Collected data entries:
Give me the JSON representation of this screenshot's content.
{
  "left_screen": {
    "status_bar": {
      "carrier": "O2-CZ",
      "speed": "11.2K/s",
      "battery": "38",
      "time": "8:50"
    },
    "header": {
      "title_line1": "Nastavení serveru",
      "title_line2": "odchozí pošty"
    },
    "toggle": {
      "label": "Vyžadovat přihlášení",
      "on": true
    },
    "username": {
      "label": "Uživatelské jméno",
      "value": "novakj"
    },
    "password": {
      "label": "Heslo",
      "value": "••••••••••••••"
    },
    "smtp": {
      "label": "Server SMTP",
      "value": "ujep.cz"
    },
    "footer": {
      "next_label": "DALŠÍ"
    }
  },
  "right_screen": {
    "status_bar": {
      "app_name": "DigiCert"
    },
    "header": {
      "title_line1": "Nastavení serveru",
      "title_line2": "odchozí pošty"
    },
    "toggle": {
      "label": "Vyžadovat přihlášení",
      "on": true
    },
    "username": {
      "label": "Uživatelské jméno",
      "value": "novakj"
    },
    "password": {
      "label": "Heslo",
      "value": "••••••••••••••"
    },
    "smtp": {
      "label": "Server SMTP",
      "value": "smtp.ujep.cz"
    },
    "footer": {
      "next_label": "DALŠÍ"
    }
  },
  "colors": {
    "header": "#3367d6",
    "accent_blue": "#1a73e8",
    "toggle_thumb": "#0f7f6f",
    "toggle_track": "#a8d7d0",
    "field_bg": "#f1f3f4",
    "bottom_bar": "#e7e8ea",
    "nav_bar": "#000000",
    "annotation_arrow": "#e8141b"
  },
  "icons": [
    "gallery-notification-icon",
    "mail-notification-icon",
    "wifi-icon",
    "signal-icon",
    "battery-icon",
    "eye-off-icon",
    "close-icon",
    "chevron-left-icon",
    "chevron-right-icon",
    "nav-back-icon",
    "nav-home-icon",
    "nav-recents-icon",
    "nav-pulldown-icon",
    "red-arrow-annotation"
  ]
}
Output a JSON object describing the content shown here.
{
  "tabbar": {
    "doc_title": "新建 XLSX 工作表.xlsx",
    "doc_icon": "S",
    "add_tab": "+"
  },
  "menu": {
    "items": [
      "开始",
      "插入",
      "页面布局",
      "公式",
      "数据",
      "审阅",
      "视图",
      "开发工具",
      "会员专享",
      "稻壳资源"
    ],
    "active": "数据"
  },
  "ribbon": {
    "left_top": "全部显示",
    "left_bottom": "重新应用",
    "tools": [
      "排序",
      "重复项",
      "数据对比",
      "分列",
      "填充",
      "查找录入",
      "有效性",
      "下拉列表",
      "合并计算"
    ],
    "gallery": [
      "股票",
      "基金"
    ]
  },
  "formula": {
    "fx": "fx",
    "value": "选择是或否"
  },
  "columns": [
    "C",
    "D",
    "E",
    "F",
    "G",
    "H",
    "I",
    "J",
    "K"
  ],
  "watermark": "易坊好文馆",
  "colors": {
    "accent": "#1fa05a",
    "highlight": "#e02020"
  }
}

= WHAT TO DO =
Look through the entries and work out how many lines have the word "value" in them; reply with that number only.

= FULL SOLUTION =
7